Start of Supplied data

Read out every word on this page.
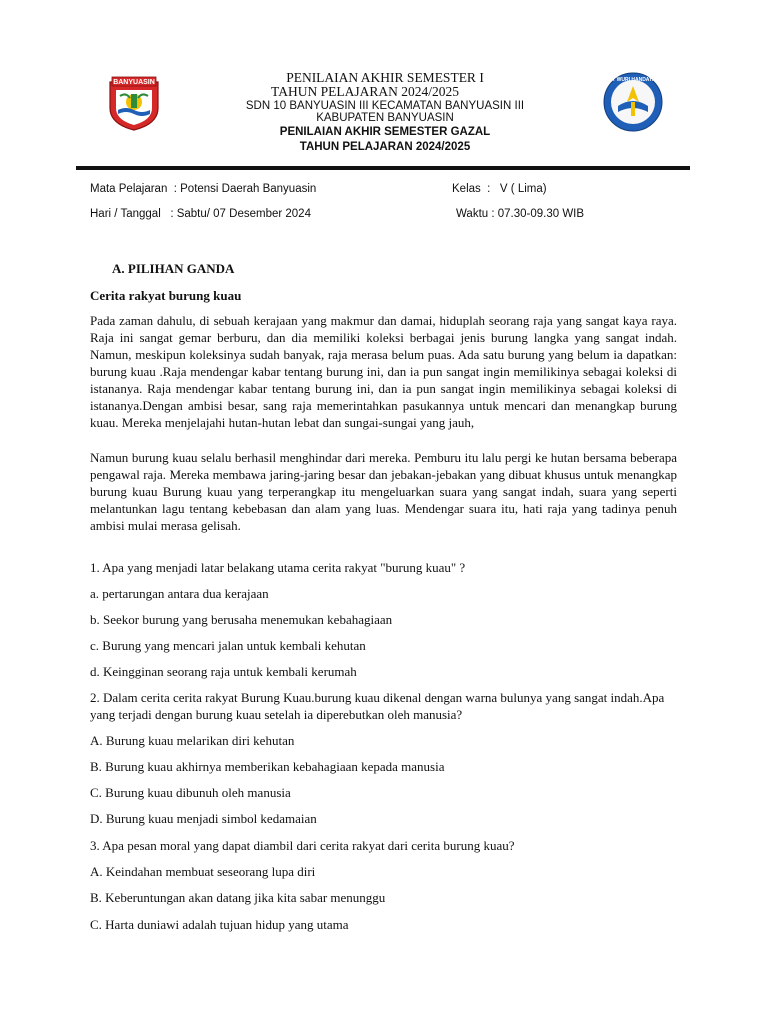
BANYUASIN	TUT WURI HANDAYANI
PENILAIAN AKHIR SEMESTER I
TAHUN PELAJARAN 2024/2025
SDN 10 BANYUASIN III KECAMATAN BANYUASIN III
KABUPATEN BANYUASIN
PENILAIAN AKHIR SEMESTER GAZAL
TAHUN PELAJARAN 2024/2025
Mata Pelajaran  : Potensi Daerah Banyuasin	Kelas  :   V ( Lima)
Hari / Tanggal   : Sabtu/ 07 Desember 2024	Waktu : 07.30-09.30 WIB
A. PILIHAN GANDA
Cerita rakyat burung kuau
Pada zaman dahulu, di sebuah kerajaan yang makmur dan damai, hiduplah seorang raja yang sangat kaya raya. Raja ini sangat gemar berburu, dan dia memiliki koleksi berbagai jenis burung langka yang sangat indah. Namun, meskipun koleksinya sudah banyak, raja merasa belum puas. Ada satu burung yang belum ia dapatkan: burung kuau .Raja mendengar kabar tentang burung ini, dan ia pun sangat ingin memilikinya sebagai koleksi di istananya. Raja mendengar kabar tentang burung ini, dan ia pun sangat ingin memilikinya sebagai koleksi di istananya.Dengan ambisi besar, sang raja memerintahkan pasukannya untuk mencari dan menangkap burung kuau. Mereka menjelajahi hutan-hutan lebat dan sungai-sungai yang jauh,
Namun burung kuau selalu berhasil menghindar dari mereka. Pemburu itu lalu pergi ke hutan bersama beberapa pengawal raja. Mereka membawa jaring-jaring besar dan jebakan-jebakan yang dibuat khusus untuk menangkap burung kuau Burung kuau yang terperangkap itu mengeluarkan suara yang sangat indah, suara yang seperti melantunkan lagu tentang kebebasan dan alam yang luas. Mendengar suara itu, hati raja yang tadinya penuh ambisi mulai merasa gelisah.
1. Apa yang menjadi latar belakang utama cerita rakyat "burung kuau" ?
a. pertarungan antara dua kerajaan
b. Seekor burung yang berusaha menemukan kebahagiaan
c. Burung yang mencari jalan untuk kembali kehutan
d. Keingginan seorang raja untuk kembali kerumah
2. Dalam cerita cerita rakyat Burung Kuau.burung kuau dikenal dengan warna bulunya yang sangat indah.Apa yang terjadi dengan burung kuau setelah ia diperebutkan oleh manusia?
A. Burung kuau melarikan diri kehutan
B. Burung kuau akhirnya memberikan kebahagiaan kepada manusia
C. Burung kuau dibunuh oleh manusia
D. Burung kuau menjadi simbol kedamaian
3. Apa pesan moral yang dapat diambil dari cerita rakyat dari cerita burung kuau?
A. Keindahan membuat seseorang lupa diri
B. Keberuntungan akan datang jika kita sabar menunggu
C. Harta duniawi adalah tujuan hidup yang utama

End of Supplied data

Reproduce the entries above exactly. Do not include the images.

Read out every word on this page.
BANYUASIN	TUT WURI HANDAYANI
PENILAIAN AKHIR SEMESTER I
TAHUN PELAJARAN 2024/2025
SDN 10 BANYUASIN III KECAMATAN BANYUASIN III
KABUPATEN BANYUASIN
PENILAIAN AKHIR SEMESTER GAZAL
TAHUN PELAJARAN 2024/2025
Mata Pelajaran  : Potensi Daerah Banyuasin	Kelas  :   V ( Lima)
Hari / Tanggal   : Sabtu/ 07 Desember 2024	Waktu : 07.30-09.30 WIB
A. PILIHAN GANDA
Cerita rakyat burung kuau
Pada zaman dahulu, di sebuah kerajaan yang makmur dan damai, hiduplah seorang raja yang sangat kaya raya. Raja ini sangat gemar berburu, dan dia memiliki koleksi berbagai jenis burung langka yang sangat indah. Namun, meskipun koleksinya sudah banyak, raja merasa belum puas. Ada satu burung yang belum ia dapatkan: burung kuau .Raja mendengar kabar tentang burung ini, dan ia pun sangat ingin memilikinya sebagai koleksi di istananya. Raja mendengar kabar tentang burung ini, dan ia pun sangat ingin memilikinya sebagai koleksi di istananya.Dengan ambisi besar, sang raja memerintahkan pasukannya untuk mencari dan menangkap burung kuau. Mereka menjelajahi hutan-hutan lebat dan sungai-sungai yang jauh,
Namun burung kuau selalu berhasil menghindar dari mereka. Pemburu itu lalu pergi ke hutan bersama beberapa pengawal raja. Mereka membawa jaring-jaring besar dan jebakan-jebakan yang dibuat khusus untuk menangkap burung kuau Burung kuau yang terperangkap itu mengeluarkan suara yang sangat indah, suara yang seperti melantunkan lagu tentang kebebasan dan alam yang luas. Mendengar suara itu, hati raja yang tadinya penuh ambisi mulai merasa gelisah.
1. Apa yang menjadi latar belakang utama cerita rakyat "burung kuau" ?
a. pertarungan antara dua kerajaan
b. Seekor burung yang berusaha menemukan kebahagiaan
c. Burung yang mencari jalan untuk kembali kehutan
d. Keingginan seorang raja untuk kembali kerumah
2. Dalam cerita cerita rakyat Burung Kuau.burung kuau dikenal dengan warna bulunya yang sangat indah.Apa yang terjadi dengan burung kuau setelah ia diperebutkan oleh manusia?
A. Burung kuau melarikan diri kehutan
B. Burung kuau akhirnya memberikan kebahagiaan kepada manusia
C. Burung kuau dibunuh oleh manusia
D. Burung kuau menjadi simbol kedamaian
3. Apa pesan moral yang dapat diambil dari cerita rakyat dari cerita burung kuau?
A. Keindahan membuat seseorang lupa diri
B. Keberuntungan akan datang jika kita sabar menunggu
C. Harta duniawi adalah tujuan hidup yang utama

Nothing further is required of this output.